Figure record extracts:
-----
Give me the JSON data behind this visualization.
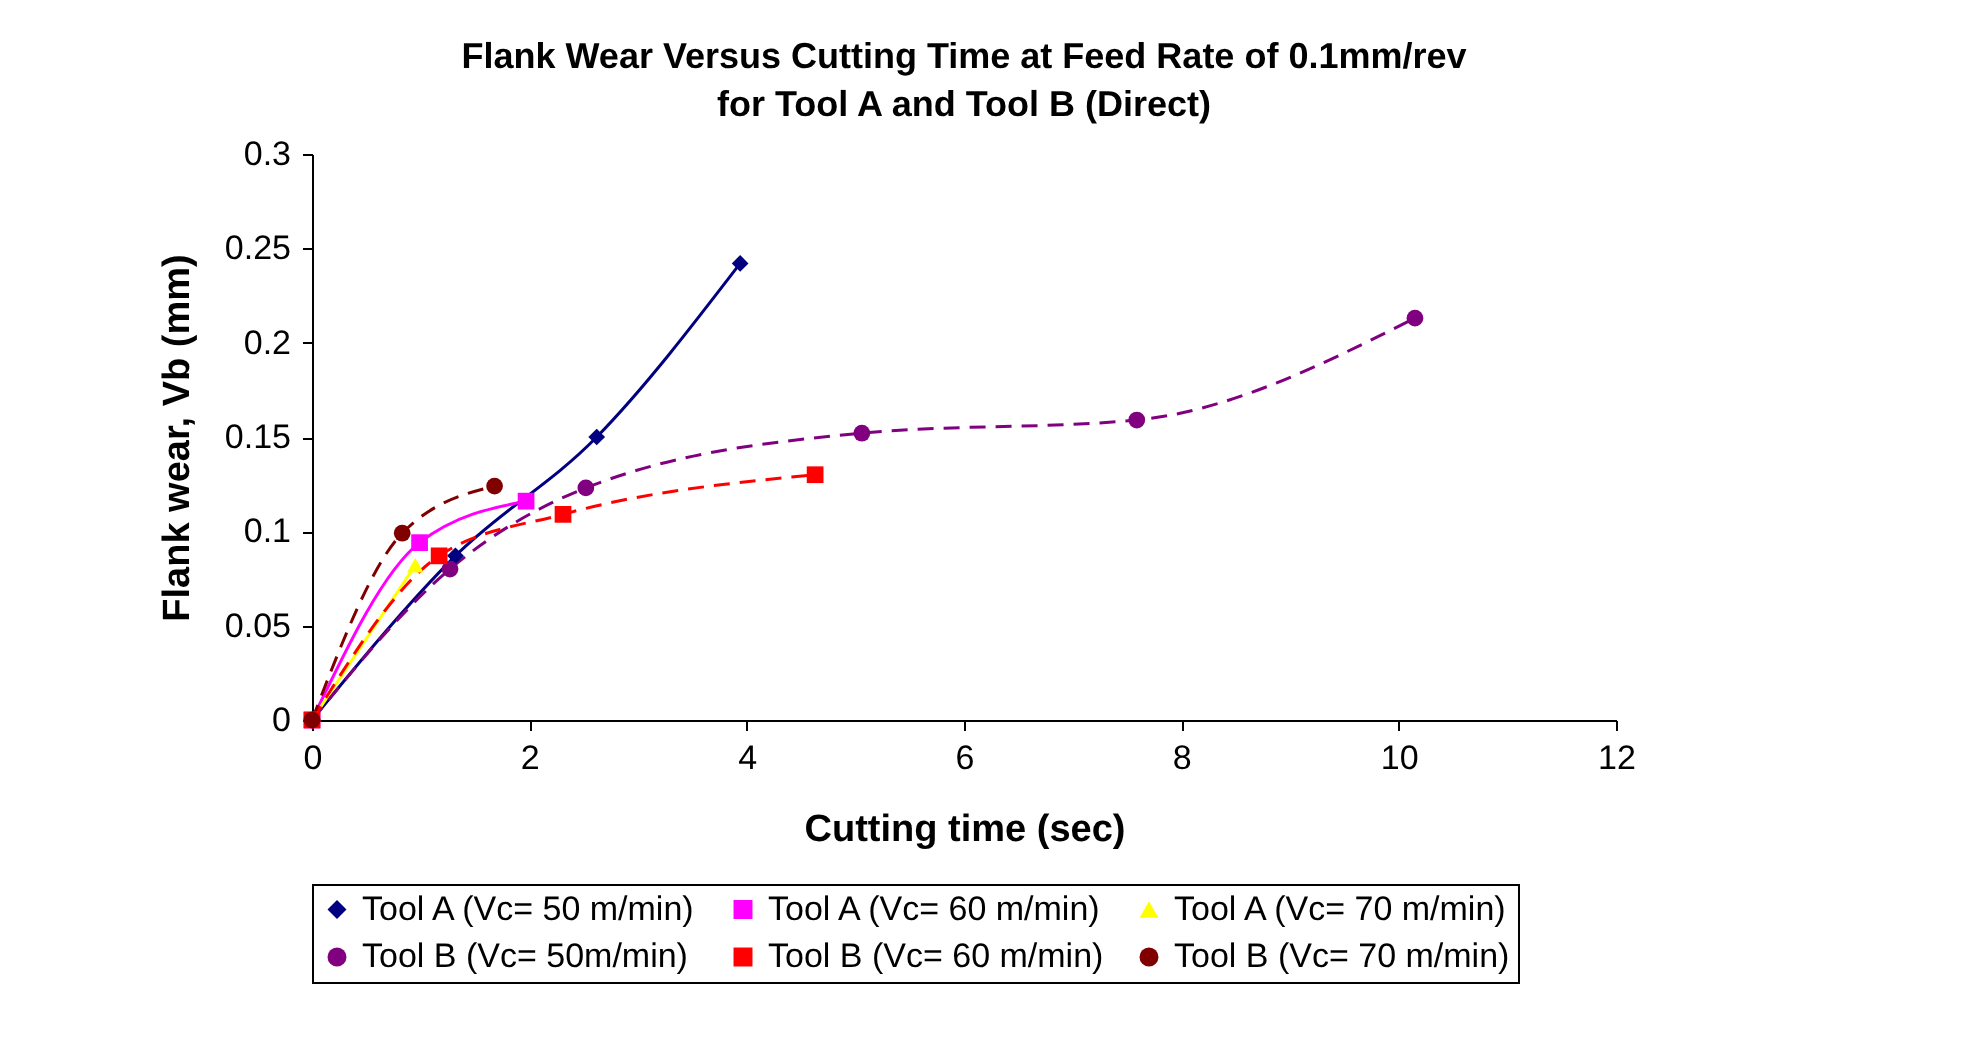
{
  "chart_data": {
    "type": "line",
    "title": "Flank Wear Versus Cutting Time at Feed Rate of 0.1mm/rev for Tool A and Tool B (Direct)",
    "xlabel": "Cutting time (sec)",
    "ylabel": "Flank wear, Vb (mm)",
    "xlim": [
      0,
      12
    ],
    "xticks": [
      0,
      2,
      4,
      6,
      8,
      10,
      12
    ],
    "ylim": [
      0,
      0.3
    ],
    "yticks": [
      0,
      0.05,
      0.1,
      0.15,
      0.2,
      0.25,
      0.3
    ],
    "grid": false,
    "legend": "bottom",
    "series": [
      {
        "name": "Tool A (Vc= 50 m/min)",
        "color": "#000080",
        "marker": "diamond",
        "line_style": "solid",
        "x": [
          0,
          1.32,
          2.62,
          3.94
        ],
        "values": [
          0,
          0.087,
          0.15,
          0.242
        ]
      },
      {
        "name": "Tool A (Vc= 60 m/min)",
        "color": "#ff00ff",
        "marker": "square",
        "line_style": "solid",
        "x": [
          0,
          0.99,
          1.97
        ],
        "values": [
          0,
          0.094,
          0.116
        ]
      },
      {
        "name": "Tool A (Vc= 70 m/min)",
        "color": "#ffff00",
        "marker": "triangle",
        "line_style": "solid",
        "x": [
          0,
          0.95
        ],
        "values": [
          0,
          0.082
        ]
      },
      {
        "name": "Tool B (Vc= 50m/min)",
        "color": "#800080",
        "marker": "circle",
        "line_style": "dashed",
        "x": [
          0,
          1.27,
          2.52,
          5.06,
          7.59,
          10.15
        ],
        "values": [
          0,
          0.08,
          0.123,
          0.152,
          0.159,
          0.213
        ]
      },
      {
        "name": "Tool B (Vc= 60 m/min)",
        "color": "#ff0000",
        "marker": "square",
        "line_style": "dashed",
        "x": [
          0,
          1.17,
          2.31,
          4.63
        ],
        "values": [
          0,
          0.087,
          0.109,
          0.13
        ]
      },
      {
        "name": "Tool B (Vc= 70 m/min)",
        "color": "#800000",
        "marker": "circle",
        "line_style": "dashed",
        "x": [
          0,
          0.83,
          1.68
        ],
        "values": [
          0,
          0.099,
          0.124
        ]
      }
    ]
  }
}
-----
TASK INSTRUCTIONS:
The data above needs to be retyped exactly, with the images left out.

RESULT:
Give me the JSON data behind this visualization.
{
  "chart_data": {
    "type": "line",
    "title": "Flank Wear Versus Cutting Time at Feed Rate of 0.1mm/rev for Tool A and Tool B (Direct)",
    "xlabel": "Cutting time (sec)",
    "ylabel": "Flank wear, Vb (mm)",
    "xlim": [
      0,
      12
    ],
    "xticks": [
      0,
      2,
      4,
      6,
      8,
      10,
      12
    ],
    "ylim": [
      0,
      0.3
    ],
    "yticks": [
      0,
      0.05,
      0.1,
      0.15,
      0.2,
      0.25,
      0.3
    ],
    "grid": false,
    "legend": "bottom",
    "series": [
      {
        "name": "Tool A (Vc= 50 m/min)",
        "color": "#000080",
        "marker": "diamond",
        "line_style": "solid",
        "x": [
          0,
          1.32,
          2.62,
          3.94
        ],
        "values": [
          0,
          0.087,
          0.15,
          0.242
        ]
      },
      {
        "name": "Tool A (Vc= 60 m/min)",
        "color": "#ff00ff",
        "marker": "square",
        "line_style": "solid",
        "x": [
          0,
          0.99,
          1.97
        ],
        "values": [
          0,
          0.094,
          0.116
        ]
      },
      {
        "name": "Tool A (Vc= 70 m/min)",
        "color": "#ffff00",
        "marker": "triangle",
        "line_style": "solid",
        "x": [
          0,
          0.95
        ],
        "values": [
          0,
          0.082
        ]
      },
      {
        "name": "Tool B (Vc= 50m/min)",
        "color": "#800080",
        "marker": "circle",
        "line_style": "dashed",
        "x": [
          0,
          1.27,
          2.52,
          5.06,
          7.59,
          10.15
        ],
        "values": [
          0,
          0.08,
          0.123,
          0.152,
          0.159,
          0.213
        ]
      },
      {
        "name": "Tool B (Vc= 60 m/min)",
        "color": "#ff0000",
        "marker": "square",
        "line_style": "dashed",
        "x": [
          0,
          1.17,
          2.31,
          4.63
        ],
        "values": [
          0,
          0.087,
          0.109,
          0.13
        ]
      },
      {
        "name": "Tool B (Vc= 70 m/min)",
        "color": "#800000",
        "marker": "circle",
        "line_style": "dashed",
        "x": [
          0,
          0.83,
          1.68
        ],
        "values": [
          0,
          0.099,
          0.124
        ]
      }
    ]
  }
}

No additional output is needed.